* **WORK TO BE COMPLETED**: Each record below is to be copied word for word, with pictures removed.

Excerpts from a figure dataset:
========================================

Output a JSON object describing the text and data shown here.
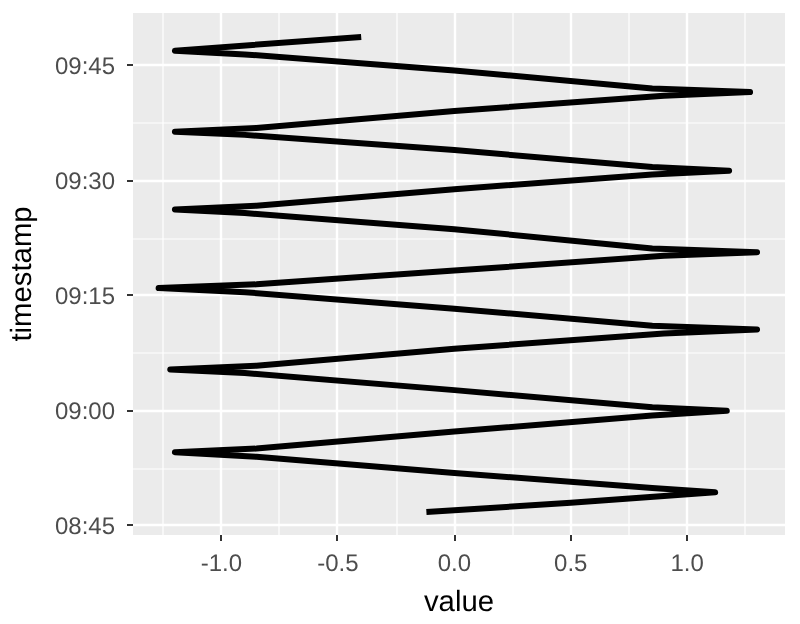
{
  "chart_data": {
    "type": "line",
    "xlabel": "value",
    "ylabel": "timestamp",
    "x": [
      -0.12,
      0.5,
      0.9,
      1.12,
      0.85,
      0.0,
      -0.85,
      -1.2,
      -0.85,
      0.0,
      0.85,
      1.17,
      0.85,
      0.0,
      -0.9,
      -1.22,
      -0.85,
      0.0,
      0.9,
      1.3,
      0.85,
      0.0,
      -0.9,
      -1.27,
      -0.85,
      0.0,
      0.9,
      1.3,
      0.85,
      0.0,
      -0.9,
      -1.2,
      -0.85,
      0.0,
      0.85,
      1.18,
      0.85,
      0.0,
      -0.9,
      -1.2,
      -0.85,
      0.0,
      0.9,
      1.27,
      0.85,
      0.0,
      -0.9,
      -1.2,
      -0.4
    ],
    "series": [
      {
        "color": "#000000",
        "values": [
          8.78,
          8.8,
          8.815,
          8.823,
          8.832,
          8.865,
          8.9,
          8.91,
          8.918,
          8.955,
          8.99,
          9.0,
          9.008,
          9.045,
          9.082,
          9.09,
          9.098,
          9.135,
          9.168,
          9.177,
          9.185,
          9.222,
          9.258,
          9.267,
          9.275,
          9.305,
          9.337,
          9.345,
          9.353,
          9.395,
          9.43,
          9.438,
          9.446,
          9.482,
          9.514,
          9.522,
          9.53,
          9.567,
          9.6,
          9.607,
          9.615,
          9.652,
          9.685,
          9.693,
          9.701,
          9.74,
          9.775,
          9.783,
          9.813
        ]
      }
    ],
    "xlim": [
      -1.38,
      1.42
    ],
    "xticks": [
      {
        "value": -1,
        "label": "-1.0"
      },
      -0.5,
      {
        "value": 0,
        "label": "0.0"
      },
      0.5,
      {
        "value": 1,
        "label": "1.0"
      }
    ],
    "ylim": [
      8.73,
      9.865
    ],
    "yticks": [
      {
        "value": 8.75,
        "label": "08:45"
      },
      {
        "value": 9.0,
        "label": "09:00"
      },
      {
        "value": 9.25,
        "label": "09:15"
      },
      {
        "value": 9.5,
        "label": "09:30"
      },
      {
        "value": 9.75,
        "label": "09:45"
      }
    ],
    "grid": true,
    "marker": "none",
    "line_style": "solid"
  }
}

========================================

* **RESULT OF THE EXERCISE**:
Output a JSON object describing the text and data shown here.
{
  "chart_data": {
    "type": "line",
    "xlabel": "value",
    "ylabel": "timestamp",
    "x": [
      -0.12,
      0.5,
      0.9,
      1.12,
      0.85,
      0.0,
      -0.85,
      -1.2,
      -0.85,
      0.0,
      0.85,
      1.17,
      0.85,
      0.0,
      -0.9,
      -1.22,
      -0.85,
      0.0,
      0.9,
      1.3,
      0.85,
      0.0,
      -0.9,
      -1.27,
      -0.85,
      0.0,
      0.9,
      1.3,
      0.85,
      0.0,
      -0.9,
      -1.2,
      -0.85,
      0.0,
      0.85,
      1.18,
      0.85,
      0.0,
      -0.9,
      -1.2,
      -0.85,
      0.0,
      0.9,
      1.27,
      0.85,
      0.0,
      -0.9,
      -1.2,
      -0.4
    ],
    "series": [
      {
        "color": "#000000",
        "values": [
          8.78,
          8.8,
          8.815,
          8.823,
          8.832,
          8.865,
          8.9,
          8.91,
          8.918,
          8.955,
          8.99,
          9.0,
          9.008,
          9.045,
          9.082,
          9.09,
          9.098,
          9.135,
          9.168,
          9.177,
          9.185,
          9.222,
          9.258,
          9.267,
          9.275,
          9.305,
          9.337,
          9.345,
          9.353,
          9.395,
          9.43,
          9.438,
          9.446,
          9.482,
          9.514,
          9.522,
          9.53,
          9.567,
          9.6,
          9.607,
          9.615,
          9.652,
          9.685,
          9.693,
          9.701,
          9.74,
          9.775,
          9.783,
          9.813
        ]
      }
    ],
    "xlim": [
      -1.38,
      1.42
    ],
    "xticks": [
      {
        "value": -1,
        "label": "-1.0"
      },
      -0.5,
      {
        "value": 0,
        "label": "0.0"
      },
      0.5,
      {
        "value": 1,
        "label": "1.0"
      }
    ],
    "ylim": [
      8.73,
      9.865
    ],
    "yticks": [
      {
        "value": 8.75,
        "label": "08:45"
      },
      {
        "value": 9.0,
        "label": "09:00"
      },
      {
        "value": 9.25,
        "label": "09:15"
      },
      {
        "value": 9.5,
        "label": "09:30"
      },
      {
        "value": 9.75,
        "label": "09:45"
      }
    ],
    "grid": true,
    "marker": "none",
    "line_style": "solid"
  }
}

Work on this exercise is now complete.